**What needs to be done:** Among the entries below, count the lines that contain the word "April". Write down only the total.

**Data for processing:**
......
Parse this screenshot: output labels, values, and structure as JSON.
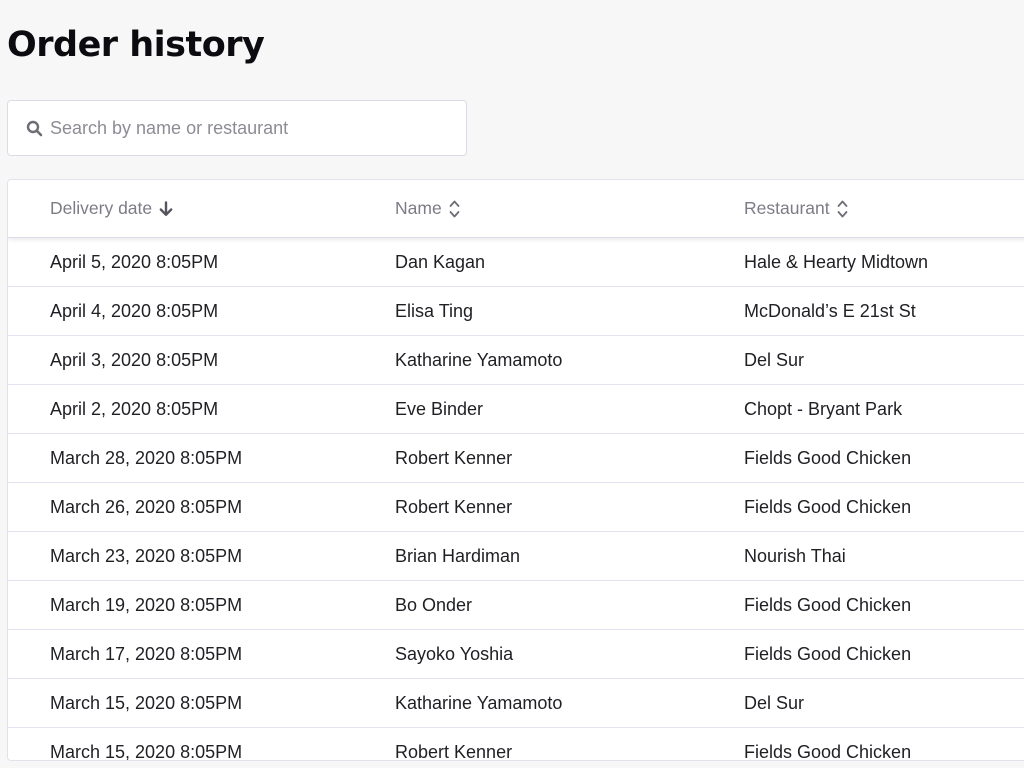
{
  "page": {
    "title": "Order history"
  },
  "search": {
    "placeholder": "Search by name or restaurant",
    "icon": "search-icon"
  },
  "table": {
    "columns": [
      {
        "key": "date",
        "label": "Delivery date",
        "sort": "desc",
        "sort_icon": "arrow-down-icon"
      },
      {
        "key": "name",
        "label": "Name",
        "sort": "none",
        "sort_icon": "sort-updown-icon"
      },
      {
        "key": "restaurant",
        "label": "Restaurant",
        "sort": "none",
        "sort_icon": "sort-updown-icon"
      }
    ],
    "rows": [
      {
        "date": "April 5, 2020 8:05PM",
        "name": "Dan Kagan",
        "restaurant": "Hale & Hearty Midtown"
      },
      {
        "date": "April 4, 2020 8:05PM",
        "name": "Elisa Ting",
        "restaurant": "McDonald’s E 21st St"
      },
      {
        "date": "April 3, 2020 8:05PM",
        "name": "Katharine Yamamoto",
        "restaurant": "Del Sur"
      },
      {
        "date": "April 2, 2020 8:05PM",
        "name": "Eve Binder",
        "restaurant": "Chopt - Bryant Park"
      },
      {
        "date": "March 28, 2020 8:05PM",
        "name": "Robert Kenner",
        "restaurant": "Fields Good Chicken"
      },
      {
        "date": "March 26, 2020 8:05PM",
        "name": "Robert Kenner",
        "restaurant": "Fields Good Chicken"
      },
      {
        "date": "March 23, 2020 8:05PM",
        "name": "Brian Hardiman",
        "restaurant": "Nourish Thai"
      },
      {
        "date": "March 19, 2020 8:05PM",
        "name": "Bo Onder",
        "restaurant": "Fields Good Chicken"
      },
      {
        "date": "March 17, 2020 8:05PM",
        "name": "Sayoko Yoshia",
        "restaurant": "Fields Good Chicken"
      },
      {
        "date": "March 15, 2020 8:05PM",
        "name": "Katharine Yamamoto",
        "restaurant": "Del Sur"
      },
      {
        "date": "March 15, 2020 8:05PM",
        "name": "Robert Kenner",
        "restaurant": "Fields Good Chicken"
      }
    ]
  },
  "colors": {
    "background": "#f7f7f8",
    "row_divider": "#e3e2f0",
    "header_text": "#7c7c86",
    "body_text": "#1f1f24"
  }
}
......
**Completed task:** 4